[Items listed in a dataset]
□ □ □ □ □

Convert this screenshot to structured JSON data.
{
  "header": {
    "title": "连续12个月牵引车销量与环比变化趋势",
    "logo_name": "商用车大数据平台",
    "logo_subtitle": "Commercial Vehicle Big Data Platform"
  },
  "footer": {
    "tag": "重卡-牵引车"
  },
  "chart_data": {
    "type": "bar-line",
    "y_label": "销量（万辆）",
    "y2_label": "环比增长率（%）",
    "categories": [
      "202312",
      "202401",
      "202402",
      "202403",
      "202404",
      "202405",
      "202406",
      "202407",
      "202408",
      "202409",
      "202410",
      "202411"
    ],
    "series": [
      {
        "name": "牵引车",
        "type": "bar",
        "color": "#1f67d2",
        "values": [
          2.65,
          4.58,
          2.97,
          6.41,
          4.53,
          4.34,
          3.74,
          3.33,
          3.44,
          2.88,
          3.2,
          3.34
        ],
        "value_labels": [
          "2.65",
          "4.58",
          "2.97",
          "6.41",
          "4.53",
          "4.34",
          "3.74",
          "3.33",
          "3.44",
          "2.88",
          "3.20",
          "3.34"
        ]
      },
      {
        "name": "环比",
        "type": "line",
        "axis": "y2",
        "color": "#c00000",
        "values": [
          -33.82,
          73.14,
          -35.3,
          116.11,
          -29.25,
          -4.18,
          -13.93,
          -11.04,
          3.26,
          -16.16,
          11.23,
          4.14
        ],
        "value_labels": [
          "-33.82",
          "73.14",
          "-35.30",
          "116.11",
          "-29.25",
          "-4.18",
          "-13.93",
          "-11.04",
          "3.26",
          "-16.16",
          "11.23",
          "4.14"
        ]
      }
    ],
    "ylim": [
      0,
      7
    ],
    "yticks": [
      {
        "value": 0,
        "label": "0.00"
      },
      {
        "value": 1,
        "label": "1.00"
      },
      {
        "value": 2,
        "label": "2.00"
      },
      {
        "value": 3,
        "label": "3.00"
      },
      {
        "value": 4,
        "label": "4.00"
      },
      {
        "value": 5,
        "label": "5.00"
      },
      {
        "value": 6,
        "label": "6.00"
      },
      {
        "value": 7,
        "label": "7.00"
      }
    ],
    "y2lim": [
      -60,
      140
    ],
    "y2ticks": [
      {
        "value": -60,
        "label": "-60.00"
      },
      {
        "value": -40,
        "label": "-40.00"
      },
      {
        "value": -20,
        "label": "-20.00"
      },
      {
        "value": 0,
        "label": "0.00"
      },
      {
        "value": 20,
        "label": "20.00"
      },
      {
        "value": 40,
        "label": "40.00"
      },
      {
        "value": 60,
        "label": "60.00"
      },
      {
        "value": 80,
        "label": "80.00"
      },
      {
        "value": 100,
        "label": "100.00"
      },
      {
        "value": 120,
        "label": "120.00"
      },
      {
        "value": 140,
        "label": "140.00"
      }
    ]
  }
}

□ □ □ □ □

Request:
Write out the records shown above, exactly as they appear.

Answer to the exercise:
Convert this screenshot to structured JSON data.
{
  "header": {
    "title": "连续12个月牵引车销量与环比变化趋势",
    "logo_name": "商用车大数据平台",
    "logo_subtitle": "Commercial Vehicle Big Data Platform"
  },
  "footer": {
    "tag": "重卡-牵引车"
  },
  "chart_data": {
    "type": "bar-line",
    "y_label": "销量（万辆）",
    "y2_label": "环比增长率（%）",
    "categories": [
      "202312",
      "202401",
      "202402",
      "202403",
      "202404",
      "202405",
      "202406",
      "202407",
      "202408",
      "202409",
      "202410",
      "202411"
    ],
    "series": [
      {
        "name": "牵引车",
        "type": "bar",
        "color": "#1f67d2",
        "values": [
          2.65,
          4.58,
          2.97,
          6.41,
          4.53,
          4.34,
          3.74,
          3.33,
          3.44,
          2.88,
          3.2,
          3.34
        ],
        "value_labels": [
          "2.65",
          "4.58",
          "2.97",
          "6.41",
          "4.53",
          "4.34",
          "3.74",
          "3.33",
          "3.44",
          "2.88",
          "3.20",
          "3.34"
        ]
      },
      {
        "name": "环比",
        "type": "line",
        "axis": "y2",
        "color": "#c00000",
        "values": [
          -33.82,
          73.14,
          -35.3,
          116.11,
          -29.25,
          -4.18,
          -13.93,
          -11.04,
          3.26,
          -16.16,
          11.23,
          4.14
        ],
        "value_labels": [
          "-33.82",
          "73.14",
          "-35.30",
          "116.11",
          "-29.25",
          "-4.18",
          "-13.93",
          "-11.04",
          "3.26",
          "-16.16",
          "11.23",
          "4.14"
        ]
      }
    ],
    "ylim": [
      0,
      7
    ],
    "yticks": [
      {
        "value": 0,
        "label": "0.00"
      },
      {
        "value": 1,
        "label": "1.00"
      },
      {
        "value": 2,
        "label": "2.00"
      },
      {
        "value": 3,
        "label": "3.00"
      },
      {
        "value": 4,
        "label": "4.00"
      },
      {
        "value": 5,
        "label": "5.00"
      },
      {
        "value": 6,
        "label": "6.00"
      },
      {
        "value": 7,
        "label": "7.00"
      }
    ],
    "y2lim": [
      -60,
      140
    ],
    "y2ticks": [
      {
        "value": -60,
        "label": "-60.00"
      },
      {
        "value": -40,
        "label": "-40.00"
      },
      {
        "value": -20,
        "label": "-20.00"
      },
      {
        "value": 0,
        "label": "0.00"
      },
      {
        "value": 20,
        "label": "20.00"
      },
      {
        "value": 40,
        "label": "40.00"
      },
      {
        "value": 60,
        "label": "60.00"
      },
      {
        "value": 80,
        "label": "80.00"
      },
      {
        "value": 100,
        "label": "100.00"
      },
      {
        "value": 120,
        "label": "120.00"
      },
      {
        "value": 140,
        "label": "140.00"
      }
    ]
  }
}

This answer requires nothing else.